• The request: Identify the lines in the data below that contain "hager" and give only how many there are.

***** Items

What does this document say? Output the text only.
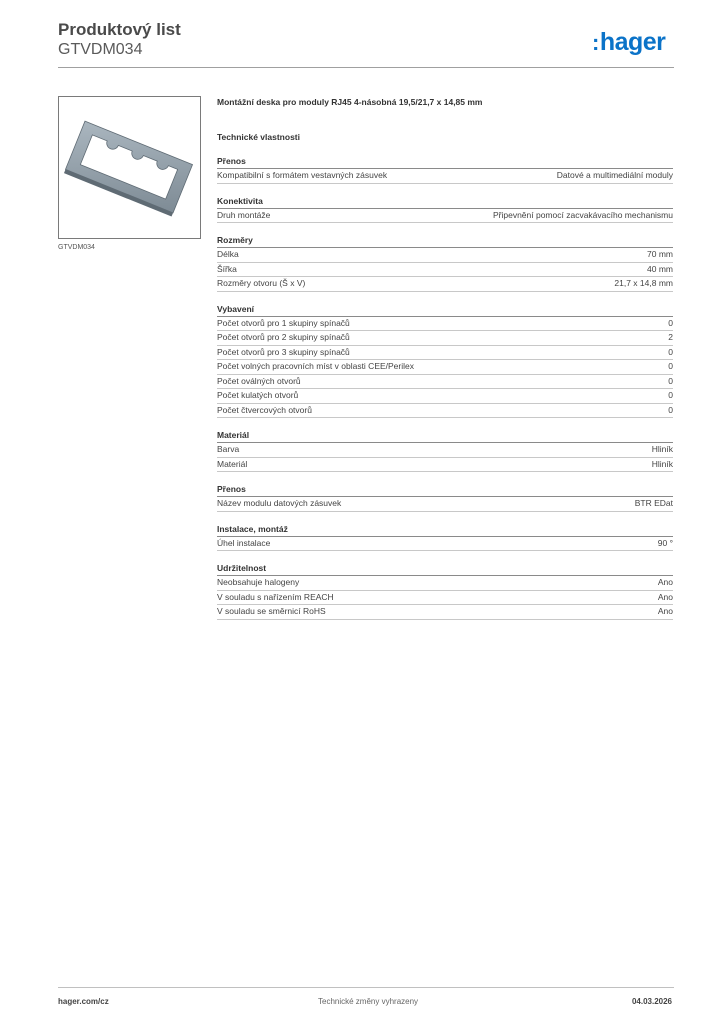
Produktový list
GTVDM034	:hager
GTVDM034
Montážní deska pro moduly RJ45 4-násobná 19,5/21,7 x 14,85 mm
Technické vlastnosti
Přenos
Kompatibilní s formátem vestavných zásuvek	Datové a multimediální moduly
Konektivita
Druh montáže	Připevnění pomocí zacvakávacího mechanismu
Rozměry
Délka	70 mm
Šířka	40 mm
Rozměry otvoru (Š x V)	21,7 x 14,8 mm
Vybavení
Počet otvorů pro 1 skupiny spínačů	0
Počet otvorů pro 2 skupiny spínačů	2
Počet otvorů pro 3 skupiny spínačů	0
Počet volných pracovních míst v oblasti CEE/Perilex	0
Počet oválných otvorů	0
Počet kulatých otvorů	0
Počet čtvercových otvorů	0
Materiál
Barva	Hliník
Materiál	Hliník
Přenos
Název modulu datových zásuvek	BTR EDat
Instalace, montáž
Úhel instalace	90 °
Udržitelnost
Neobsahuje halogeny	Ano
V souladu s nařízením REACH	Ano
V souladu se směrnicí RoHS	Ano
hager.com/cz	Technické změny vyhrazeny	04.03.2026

**********
***** Items

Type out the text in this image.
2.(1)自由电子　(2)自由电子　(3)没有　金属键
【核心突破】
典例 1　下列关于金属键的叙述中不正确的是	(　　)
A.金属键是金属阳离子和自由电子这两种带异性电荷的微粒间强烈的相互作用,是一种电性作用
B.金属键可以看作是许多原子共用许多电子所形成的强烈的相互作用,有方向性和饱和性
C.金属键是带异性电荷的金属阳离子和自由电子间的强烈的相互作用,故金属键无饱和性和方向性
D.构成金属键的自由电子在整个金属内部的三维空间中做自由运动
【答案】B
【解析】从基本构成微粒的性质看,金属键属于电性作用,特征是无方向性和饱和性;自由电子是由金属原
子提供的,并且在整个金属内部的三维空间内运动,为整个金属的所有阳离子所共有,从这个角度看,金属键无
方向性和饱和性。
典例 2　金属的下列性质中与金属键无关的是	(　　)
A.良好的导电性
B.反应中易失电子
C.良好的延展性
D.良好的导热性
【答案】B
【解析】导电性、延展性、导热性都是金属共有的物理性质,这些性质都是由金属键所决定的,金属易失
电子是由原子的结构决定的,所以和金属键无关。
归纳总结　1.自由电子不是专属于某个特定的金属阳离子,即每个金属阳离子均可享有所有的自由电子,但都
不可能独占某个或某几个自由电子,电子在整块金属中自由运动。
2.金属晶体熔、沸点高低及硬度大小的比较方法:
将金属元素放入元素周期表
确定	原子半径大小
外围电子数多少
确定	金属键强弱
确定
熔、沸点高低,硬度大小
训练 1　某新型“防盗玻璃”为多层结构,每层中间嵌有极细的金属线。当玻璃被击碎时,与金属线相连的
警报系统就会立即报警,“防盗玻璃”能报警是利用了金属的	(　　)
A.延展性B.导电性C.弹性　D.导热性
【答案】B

**********

• Answer to the problem: 2